··· Given information

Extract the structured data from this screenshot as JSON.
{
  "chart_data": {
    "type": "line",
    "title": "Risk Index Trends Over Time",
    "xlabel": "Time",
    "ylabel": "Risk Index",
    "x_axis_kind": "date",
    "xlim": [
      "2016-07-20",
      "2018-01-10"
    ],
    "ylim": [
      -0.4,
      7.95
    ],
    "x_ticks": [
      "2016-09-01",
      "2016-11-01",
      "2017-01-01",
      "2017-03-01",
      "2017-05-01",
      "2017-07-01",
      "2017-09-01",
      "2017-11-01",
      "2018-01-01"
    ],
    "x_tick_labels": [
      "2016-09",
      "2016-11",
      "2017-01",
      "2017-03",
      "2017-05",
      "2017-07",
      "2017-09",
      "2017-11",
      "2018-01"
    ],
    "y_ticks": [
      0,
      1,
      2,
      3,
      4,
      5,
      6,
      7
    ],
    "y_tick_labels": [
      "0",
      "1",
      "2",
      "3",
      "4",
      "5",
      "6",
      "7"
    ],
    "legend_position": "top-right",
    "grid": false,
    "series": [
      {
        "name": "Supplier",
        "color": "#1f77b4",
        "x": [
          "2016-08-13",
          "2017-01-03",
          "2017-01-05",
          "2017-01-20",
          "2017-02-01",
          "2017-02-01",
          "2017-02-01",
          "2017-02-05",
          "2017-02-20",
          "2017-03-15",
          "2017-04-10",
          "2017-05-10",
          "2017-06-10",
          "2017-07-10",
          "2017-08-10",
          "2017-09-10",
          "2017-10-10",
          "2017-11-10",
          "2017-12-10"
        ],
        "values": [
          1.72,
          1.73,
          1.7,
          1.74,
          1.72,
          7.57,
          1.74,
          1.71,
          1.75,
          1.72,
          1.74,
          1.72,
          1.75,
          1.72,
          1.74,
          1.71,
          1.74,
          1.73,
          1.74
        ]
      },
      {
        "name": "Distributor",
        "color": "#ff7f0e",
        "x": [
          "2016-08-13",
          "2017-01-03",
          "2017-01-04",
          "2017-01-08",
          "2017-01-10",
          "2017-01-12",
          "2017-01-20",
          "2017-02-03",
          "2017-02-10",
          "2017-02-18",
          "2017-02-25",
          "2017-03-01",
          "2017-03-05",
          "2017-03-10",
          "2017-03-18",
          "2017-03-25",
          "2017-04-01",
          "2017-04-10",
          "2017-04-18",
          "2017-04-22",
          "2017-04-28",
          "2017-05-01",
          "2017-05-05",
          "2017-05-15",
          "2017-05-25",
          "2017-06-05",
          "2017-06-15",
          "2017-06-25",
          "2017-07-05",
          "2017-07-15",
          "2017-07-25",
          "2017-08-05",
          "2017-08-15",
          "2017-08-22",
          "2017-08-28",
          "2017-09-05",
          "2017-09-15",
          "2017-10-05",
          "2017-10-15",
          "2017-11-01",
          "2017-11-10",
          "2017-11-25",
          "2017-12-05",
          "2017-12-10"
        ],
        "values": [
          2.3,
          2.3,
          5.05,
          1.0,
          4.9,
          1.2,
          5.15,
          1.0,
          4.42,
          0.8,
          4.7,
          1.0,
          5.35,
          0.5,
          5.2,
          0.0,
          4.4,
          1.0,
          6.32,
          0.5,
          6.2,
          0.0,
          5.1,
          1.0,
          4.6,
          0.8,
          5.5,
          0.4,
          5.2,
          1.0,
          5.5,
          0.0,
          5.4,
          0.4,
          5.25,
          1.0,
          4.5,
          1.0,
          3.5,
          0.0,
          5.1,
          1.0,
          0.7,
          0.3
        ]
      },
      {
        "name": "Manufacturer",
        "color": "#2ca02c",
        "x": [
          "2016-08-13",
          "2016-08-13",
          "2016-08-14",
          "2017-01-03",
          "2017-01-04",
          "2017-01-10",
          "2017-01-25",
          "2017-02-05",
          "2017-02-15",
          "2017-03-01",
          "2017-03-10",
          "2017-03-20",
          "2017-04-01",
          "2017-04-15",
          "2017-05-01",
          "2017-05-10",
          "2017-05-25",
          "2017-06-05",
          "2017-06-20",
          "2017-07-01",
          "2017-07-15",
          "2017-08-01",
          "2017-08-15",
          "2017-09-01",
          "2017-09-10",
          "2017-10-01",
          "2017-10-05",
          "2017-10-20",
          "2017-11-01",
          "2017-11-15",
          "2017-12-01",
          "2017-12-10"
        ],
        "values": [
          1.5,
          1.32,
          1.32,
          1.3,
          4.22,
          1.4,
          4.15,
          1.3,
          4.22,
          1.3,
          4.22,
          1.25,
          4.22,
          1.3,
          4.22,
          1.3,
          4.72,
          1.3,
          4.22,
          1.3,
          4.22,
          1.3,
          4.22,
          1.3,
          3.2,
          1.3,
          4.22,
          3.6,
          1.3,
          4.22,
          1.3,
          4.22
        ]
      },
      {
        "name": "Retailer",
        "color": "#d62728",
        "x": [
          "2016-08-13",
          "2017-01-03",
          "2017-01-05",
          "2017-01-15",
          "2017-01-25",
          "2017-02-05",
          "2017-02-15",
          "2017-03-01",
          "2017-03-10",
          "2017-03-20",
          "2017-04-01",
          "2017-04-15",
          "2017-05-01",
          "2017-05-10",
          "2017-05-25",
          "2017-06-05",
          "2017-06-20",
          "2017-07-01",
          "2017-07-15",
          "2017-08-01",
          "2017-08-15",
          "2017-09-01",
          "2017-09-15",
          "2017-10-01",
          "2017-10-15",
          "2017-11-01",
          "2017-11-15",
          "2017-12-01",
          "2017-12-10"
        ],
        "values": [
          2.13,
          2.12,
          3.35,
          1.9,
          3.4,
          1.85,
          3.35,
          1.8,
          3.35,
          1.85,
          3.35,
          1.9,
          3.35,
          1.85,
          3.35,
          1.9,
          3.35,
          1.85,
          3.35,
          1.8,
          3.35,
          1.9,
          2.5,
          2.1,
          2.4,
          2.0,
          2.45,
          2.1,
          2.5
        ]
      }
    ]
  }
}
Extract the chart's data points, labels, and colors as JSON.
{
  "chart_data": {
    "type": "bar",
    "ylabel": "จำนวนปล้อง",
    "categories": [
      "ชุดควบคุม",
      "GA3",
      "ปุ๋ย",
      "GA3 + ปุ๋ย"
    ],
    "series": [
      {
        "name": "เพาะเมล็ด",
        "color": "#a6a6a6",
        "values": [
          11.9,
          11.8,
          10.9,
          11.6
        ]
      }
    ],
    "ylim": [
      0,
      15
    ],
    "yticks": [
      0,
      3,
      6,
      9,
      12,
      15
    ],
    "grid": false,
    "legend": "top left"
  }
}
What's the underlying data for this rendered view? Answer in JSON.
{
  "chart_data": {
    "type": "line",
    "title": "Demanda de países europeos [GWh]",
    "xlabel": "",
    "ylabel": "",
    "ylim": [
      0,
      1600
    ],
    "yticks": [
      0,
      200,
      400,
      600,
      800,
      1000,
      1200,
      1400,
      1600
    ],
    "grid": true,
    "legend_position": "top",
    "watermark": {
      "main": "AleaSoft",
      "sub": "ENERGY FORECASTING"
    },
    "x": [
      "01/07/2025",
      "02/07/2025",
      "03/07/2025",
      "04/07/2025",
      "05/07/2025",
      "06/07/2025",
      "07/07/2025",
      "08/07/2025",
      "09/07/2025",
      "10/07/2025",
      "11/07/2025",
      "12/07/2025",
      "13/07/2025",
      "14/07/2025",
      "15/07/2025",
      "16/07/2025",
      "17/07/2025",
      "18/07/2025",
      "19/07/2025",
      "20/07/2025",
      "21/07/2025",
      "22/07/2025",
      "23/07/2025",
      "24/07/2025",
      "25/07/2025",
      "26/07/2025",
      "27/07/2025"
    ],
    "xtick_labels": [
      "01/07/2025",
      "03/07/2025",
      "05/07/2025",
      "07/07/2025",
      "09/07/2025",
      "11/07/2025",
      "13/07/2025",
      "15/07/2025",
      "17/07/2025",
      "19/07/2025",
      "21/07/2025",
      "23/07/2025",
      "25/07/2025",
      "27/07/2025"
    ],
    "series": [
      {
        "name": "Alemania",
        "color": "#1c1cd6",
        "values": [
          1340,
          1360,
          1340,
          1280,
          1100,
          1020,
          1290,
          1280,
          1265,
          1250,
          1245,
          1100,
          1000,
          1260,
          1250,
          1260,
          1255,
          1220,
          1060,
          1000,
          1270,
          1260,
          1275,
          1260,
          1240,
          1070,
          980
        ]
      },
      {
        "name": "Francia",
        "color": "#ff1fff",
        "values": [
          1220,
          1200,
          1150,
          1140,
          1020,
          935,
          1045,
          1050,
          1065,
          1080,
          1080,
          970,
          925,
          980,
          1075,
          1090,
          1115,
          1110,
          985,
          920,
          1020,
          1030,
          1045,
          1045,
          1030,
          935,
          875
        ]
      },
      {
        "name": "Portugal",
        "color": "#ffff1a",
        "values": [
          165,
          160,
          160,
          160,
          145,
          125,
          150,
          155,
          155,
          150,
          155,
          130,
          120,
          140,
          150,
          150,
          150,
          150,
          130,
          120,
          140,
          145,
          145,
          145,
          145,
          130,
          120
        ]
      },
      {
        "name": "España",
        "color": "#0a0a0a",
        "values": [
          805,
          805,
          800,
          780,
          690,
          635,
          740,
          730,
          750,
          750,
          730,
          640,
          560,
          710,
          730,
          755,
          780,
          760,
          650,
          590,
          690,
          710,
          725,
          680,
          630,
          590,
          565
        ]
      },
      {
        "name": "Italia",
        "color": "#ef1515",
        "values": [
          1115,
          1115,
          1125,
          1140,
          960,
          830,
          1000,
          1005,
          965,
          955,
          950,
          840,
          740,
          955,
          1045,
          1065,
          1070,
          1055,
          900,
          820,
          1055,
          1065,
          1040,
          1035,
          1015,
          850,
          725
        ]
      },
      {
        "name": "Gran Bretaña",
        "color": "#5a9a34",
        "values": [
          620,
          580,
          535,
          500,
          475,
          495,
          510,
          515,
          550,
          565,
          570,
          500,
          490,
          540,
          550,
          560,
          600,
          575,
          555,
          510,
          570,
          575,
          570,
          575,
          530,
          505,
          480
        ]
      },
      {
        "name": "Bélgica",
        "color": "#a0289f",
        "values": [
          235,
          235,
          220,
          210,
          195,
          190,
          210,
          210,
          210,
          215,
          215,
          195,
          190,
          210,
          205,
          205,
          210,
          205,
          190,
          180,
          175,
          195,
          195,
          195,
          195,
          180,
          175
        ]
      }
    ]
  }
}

······

- **The problem**: In the records above, locate every line with the string "Time" and copy it.

- **Completed task**:
    "title": "Risk Index Trends Over Time",
    "xlabel": "Time",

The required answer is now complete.